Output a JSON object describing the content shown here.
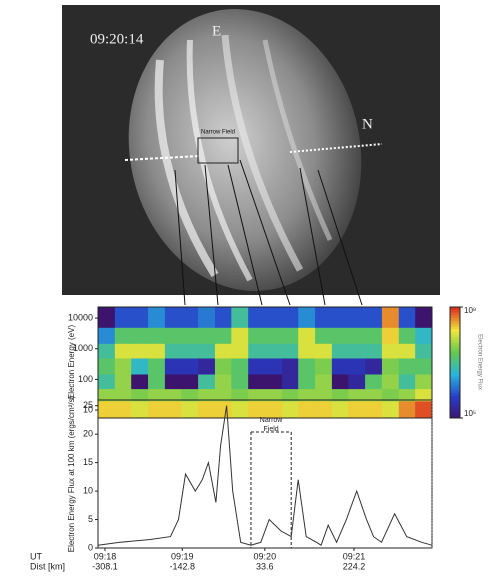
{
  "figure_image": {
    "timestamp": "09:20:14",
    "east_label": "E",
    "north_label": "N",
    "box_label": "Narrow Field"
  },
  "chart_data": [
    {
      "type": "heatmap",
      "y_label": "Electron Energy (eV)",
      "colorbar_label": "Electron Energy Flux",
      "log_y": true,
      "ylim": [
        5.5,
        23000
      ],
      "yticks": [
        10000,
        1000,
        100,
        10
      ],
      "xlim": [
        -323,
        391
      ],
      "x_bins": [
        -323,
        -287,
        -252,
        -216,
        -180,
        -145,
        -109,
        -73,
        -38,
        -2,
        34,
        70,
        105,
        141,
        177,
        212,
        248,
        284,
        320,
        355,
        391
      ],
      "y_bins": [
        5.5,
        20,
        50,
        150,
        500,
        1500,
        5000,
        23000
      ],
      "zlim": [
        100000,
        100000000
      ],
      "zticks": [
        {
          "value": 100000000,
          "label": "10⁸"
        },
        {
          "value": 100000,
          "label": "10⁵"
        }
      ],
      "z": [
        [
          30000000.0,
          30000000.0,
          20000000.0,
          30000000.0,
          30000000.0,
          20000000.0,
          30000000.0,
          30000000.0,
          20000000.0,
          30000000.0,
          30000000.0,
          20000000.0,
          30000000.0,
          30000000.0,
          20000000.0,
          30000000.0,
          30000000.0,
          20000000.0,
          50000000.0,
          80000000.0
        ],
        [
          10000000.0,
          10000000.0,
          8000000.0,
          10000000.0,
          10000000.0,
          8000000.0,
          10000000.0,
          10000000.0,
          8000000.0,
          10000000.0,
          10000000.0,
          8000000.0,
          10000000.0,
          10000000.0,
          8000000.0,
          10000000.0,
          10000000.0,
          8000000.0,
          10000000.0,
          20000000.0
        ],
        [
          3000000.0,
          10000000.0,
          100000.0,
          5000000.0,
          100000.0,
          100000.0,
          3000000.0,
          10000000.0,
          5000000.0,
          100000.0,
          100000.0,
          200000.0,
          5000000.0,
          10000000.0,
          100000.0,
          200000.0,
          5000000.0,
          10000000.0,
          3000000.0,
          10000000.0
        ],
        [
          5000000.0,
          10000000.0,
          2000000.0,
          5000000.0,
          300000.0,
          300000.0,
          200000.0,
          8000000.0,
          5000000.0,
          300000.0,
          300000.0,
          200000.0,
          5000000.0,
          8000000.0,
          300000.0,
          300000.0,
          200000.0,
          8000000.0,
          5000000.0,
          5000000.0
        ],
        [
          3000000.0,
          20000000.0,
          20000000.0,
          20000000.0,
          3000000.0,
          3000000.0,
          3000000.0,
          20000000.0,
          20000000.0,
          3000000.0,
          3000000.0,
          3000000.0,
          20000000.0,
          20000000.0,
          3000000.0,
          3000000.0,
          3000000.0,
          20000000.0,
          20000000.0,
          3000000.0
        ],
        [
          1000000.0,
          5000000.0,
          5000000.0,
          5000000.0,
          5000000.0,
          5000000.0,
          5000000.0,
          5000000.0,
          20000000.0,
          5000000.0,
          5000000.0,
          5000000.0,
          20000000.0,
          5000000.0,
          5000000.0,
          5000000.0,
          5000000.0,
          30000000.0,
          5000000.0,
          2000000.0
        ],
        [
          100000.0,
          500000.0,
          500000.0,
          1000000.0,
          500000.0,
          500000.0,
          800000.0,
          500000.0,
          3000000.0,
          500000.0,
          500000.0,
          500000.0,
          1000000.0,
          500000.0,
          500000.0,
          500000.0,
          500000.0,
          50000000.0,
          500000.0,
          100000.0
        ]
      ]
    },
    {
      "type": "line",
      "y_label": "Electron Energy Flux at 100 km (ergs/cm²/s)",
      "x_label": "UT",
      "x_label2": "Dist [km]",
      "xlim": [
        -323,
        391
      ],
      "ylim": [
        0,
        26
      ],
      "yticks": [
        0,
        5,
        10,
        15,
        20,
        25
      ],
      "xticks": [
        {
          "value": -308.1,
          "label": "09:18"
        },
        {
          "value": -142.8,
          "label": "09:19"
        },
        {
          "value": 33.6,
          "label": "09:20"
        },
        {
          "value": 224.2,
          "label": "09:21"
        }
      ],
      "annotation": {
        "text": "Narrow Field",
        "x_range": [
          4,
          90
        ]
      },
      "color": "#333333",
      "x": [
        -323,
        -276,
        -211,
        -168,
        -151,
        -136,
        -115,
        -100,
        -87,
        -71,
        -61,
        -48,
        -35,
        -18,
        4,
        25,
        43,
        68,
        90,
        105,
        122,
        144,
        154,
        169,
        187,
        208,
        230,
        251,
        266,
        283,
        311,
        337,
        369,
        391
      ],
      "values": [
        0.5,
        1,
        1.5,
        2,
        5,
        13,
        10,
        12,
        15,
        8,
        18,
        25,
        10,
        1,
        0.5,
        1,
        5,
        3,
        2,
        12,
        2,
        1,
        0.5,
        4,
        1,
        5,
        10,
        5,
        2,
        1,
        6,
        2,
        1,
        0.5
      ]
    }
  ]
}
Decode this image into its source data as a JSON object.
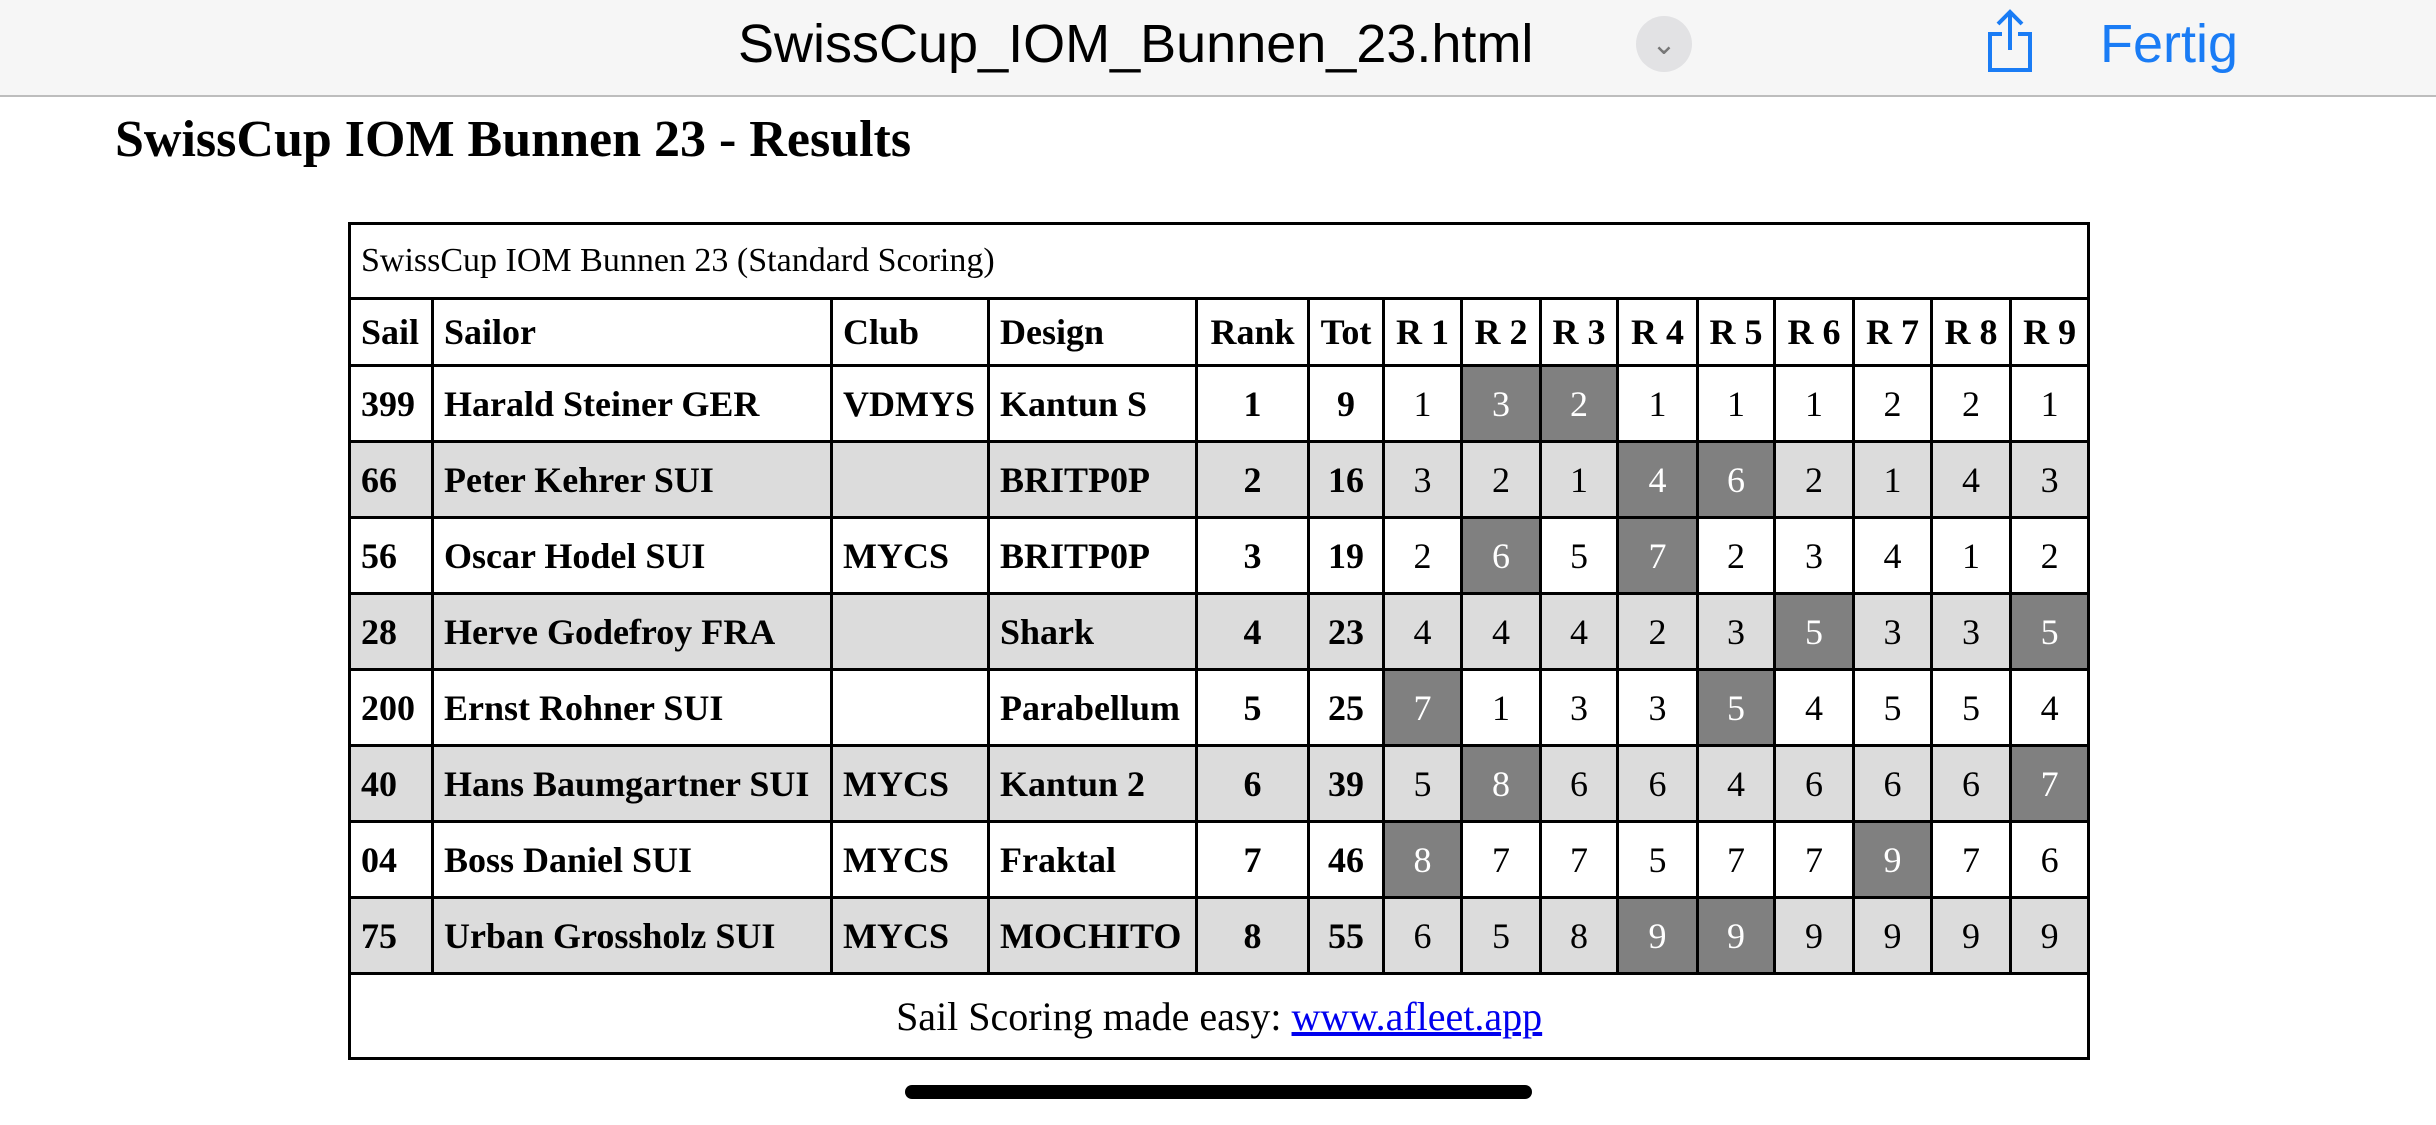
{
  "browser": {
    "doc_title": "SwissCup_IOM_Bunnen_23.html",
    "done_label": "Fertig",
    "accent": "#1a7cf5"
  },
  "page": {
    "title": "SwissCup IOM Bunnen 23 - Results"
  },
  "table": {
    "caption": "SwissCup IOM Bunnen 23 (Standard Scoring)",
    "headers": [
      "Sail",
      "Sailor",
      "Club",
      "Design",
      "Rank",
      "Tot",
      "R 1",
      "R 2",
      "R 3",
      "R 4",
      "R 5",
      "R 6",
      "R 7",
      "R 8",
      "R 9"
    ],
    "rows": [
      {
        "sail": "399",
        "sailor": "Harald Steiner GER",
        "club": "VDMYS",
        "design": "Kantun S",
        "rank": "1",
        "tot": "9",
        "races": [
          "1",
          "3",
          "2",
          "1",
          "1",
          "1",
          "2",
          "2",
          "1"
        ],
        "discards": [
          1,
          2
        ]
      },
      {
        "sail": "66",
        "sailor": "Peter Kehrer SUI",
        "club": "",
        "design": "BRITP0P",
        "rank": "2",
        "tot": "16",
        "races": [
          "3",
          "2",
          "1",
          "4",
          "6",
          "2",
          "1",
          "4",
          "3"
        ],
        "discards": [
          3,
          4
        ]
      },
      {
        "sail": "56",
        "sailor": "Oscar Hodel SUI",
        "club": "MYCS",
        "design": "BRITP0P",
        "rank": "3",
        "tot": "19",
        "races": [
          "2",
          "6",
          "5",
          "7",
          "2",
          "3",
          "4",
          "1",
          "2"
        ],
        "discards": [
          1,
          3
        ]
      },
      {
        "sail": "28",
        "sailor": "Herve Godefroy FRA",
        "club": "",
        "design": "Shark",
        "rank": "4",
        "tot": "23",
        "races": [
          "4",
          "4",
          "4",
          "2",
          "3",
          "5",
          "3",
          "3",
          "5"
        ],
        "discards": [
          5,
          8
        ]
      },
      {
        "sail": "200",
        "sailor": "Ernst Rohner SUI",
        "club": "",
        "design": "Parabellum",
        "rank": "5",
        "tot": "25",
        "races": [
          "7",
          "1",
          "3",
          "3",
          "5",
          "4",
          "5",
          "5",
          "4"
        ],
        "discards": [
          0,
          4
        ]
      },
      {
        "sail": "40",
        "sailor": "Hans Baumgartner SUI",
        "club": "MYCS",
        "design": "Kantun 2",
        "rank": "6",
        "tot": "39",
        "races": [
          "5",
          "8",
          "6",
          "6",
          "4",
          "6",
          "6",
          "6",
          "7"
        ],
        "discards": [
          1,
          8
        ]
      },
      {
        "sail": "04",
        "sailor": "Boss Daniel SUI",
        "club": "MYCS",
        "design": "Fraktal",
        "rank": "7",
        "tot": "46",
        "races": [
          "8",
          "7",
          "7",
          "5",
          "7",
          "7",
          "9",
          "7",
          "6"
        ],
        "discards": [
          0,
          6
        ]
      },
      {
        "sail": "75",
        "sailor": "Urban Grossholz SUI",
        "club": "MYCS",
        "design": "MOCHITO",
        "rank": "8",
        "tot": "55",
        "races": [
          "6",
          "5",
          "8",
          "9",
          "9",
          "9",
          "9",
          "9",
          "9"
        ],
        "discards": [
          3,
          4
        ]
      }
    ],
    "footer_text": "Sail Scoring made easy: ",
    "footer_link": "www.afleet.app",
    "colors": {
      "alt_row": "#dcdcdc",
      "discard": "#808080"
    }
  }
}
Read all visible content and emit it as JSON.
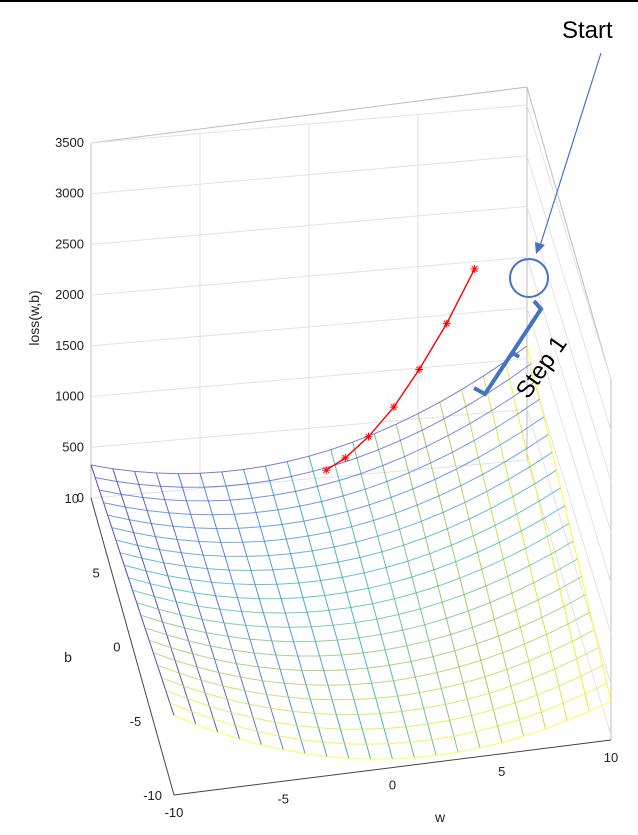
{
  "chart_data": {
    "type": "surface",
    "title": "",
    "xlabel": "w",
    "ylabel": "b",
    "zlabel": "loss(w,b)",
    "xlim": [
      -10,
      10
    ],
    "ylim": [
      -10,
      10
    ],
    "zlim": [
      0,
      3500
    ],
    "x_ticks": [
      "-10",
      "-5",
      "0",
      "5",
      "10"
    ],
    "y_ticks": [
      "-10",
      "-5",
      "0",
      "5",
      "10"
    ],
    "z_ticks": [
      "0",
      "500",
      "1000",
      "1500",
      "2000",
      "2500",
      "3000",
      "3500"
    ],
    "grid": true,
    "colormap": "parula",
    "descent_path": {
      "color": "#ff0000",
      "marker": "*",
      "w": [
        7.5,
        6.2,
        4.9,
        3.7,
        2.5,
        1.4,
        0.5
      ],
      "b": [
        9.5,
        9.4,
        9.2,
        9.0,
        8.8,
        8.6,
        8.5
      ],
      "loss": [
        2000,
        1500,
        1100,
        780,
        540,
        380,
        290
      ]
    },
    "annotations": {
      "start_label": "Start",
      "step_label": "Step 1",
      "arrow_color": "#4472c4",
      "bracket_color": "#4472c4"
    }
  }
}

§ **Your task**: Using the listing above, gather each line that holds the string "Electron" and copy it.

§ **Problem solution**:
      "y_label": "Electron Energy (eV)",
      "colorbar_label": "Electron Energy Flux",
      "y_label": "Electron Energy Flux at 100 km (ergs/cm²/s)",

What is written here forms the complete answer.